[Items from a dataset]

○ ○ ○ ○ ○

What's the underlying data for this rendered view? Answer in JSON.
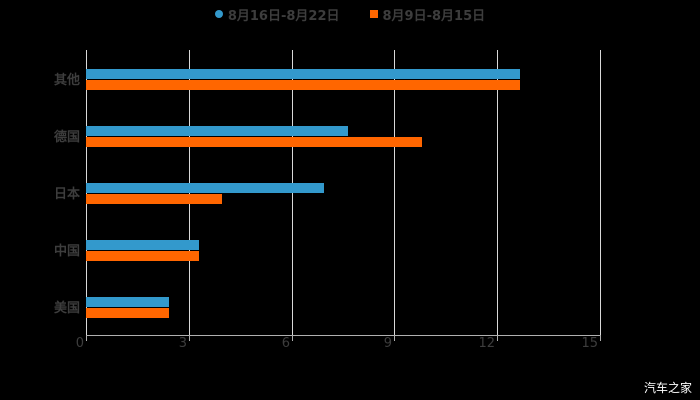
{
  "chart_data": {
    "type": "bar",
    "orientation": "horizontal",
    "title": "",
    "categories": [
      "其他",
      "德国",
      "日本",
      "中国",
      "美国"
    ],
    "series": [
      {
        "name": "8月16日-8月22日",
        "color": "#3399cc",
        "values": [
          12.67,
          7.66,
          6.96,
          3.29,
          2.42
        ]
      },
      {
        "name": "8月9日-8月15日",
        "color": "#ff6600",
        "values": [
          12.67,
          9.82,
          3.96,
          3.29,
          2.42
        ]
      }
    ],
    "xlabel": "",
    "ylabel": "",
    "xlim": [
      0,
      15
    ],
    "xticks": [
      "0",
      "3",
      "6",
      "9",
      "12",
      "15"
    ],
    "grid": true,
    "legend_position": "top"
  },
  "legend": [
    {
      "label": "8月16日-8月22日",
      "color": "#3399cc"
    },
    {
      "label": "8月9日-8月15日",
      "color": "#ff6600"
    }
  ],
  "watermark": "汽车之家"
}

○ ○ ○ ○ ○

### Exercise brief
Pull out and copy each line containing the string "color".

### Expected answer
        "color": "#3399cc",
        "color": "#ff6600",
      "color": "#3399cc"
      "color": "#ff6600"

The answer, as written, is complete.